Using the information>
- 1) According to the essay on a U.S. feminist response to September 11, in which publication did it first appear?
- 2) Reproduce word for word the passage from the September 11 essay starting at "As the U.S." and ending at "be a solution?".

U.S. Feminist’s Response to September 11: Calling for a Gift-Economy

by Genevieve Vaughan
First published in Canadian Woman studies/les cahiers de la femme, Volume 22, Number 2, A York University Publication, Fall 2002/Winter 2003. Download a PDF

As the U.S. bombs are falling on Afghanistan in reprisal against the terrorist attacks we need to understand what is happening to us and what is being done about it in our name. These acute problems of terrorism and reprisal come from a tangled web of distorted interactions that are usually hidden from the public eye or subjected to the misinterpretations of business or government propaganda. We need to bring this web to light if we want to understand the causes of the attack upon us and the probable results of our reprisals. What could cause a desperation great enough to seem to justify the terrorist attacks against the twin towers? Why did such an attack seem to the terrorists to be a solution?

Available data>
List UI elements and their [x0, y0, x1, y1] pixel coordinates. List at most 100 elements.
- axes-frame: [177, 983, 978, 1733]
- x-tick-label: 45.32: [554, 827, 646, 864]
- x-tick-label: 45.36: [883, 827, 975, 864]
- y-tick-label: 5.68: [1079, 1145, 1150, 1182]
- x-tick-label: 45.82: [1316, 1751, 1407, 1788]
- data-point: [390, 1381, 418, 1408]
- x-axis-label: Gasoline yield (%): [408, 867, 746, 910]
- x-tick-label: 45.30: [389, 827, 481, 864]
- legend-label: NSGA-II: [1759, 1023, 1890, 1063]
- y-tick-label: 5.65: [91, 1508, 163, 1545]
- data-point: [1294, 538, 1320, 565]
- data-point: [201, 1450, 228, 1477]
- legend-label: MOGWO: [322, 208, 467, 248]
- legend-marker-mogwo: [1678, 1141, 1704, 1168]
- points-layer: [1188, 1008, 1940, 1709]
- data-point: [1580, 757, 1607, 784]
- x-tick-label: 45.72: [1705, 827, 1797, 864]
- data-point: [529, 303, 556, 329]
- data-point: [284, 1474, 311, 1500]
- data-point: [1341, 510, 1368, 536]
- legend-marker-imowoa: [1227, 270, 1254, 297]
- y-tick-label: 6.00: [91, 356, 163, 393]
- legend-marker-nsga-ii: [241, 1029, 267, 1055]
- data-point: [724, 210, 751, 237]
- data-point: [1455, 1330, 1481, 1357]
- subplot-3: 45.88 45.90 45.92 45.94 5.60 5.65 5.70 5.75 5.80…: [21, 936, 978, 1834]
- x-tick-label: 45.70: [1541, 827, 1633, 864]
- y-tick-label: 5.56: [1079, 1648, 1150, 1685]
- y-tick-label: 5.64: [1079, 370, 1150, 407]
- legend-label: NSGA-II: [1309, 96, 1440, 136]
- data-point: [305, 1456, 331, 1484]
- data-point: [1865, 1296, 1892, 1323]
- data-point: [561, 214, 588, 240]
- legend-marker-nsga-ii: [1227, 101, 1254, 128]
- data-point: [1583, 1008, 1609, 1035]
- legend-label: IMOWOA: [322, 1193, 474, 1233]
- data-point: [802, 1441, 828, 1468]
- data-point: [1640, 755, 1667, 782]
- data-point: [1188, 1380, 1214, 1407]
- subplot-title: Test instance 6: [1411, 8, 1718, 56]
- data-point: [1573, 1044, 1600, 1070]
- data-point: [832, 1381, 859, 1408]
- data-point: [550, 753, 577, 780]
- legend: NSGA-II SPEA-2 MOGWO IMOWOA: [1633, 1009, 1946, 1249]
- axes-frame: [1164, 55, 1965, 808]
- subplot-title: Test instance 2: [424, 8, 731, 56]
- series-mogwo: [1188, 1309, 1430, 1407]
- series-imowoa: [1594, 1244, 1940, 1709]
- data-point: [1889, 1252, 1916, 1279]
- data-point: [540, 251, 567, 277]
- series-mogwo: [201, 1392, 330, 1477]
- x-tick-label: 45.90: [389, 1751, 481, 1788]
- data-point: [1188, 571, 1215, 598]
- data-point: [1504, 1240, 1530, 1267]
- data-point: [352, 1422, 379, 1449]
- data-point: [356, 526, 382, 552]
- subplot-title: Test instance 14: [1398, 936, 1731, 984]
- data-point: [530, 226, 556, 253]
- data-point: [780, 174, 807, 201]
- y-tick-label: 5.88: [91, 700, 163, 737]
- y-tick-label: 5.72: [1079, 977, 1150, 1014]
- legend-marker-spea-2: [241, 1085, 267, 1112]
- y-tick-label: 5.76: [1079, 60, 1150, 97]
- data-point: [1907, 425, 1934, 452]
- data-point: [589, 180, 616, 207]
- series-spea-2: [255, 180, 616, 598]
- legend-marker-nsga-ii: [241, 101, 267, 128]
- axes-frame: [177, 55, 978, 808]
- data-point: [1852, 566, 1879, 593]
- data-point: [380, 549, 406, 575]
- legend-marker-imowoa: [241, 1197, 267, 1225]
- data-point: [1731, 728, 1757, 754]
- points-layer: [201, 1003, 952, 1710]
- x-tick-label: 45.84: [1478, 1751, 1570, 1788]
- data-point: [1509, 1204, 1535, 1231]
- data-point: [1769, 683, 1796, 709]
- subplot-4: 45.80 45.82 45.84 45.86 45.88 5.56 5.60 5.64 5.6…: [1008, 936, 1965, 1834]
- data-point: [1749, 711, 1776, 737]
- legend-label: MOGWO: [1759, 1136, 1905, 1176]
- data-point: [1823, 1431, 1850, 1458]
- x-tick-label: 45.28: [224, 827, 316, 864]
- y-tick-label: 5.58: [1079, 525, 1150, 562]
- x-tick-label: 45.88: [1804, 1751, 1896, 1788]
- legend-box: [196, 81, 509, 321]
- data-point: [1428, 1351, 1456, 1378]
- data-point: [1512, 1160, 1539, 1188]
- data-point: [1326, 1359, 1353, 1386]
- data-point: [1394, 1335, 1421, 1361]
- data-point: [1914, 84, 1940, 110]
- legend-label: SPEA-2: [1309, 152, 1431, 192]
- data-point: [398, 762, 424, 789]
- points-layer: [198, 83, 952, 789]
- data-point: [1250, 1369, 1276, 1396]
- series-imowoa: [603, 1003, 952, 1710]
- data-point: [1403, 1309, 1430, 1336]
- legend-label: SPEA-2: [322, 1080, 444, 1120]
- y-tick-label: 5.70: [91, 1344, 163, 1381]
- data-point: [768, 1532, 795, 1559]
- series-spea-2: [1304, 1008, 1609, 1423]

Solutions below>
- 1) Canadian Woman studies/les cahiers de la femme, Volume 22, Number 2, Fall 2002/Winter 2003.

- 2)
As the U.S. bombs are falling on Afghanistan in reprisal against the terrorist attacks we need to understand what is happening to us and what is being done about it in our name. These acute problems of terrorism and reprisal come from a tangled web of distorted interactions that are usually hidden from the public eye or subjected to the misinterpretations of business or government propaganda. We need to bring this web to light if we want to understand the causes of the attack upon us and the probable results of our reprisals. What could cause a desperation great enough to seem to justify the terrorist attacks against the twin towers? Why did such an attack seem to the terrorists to be a solution?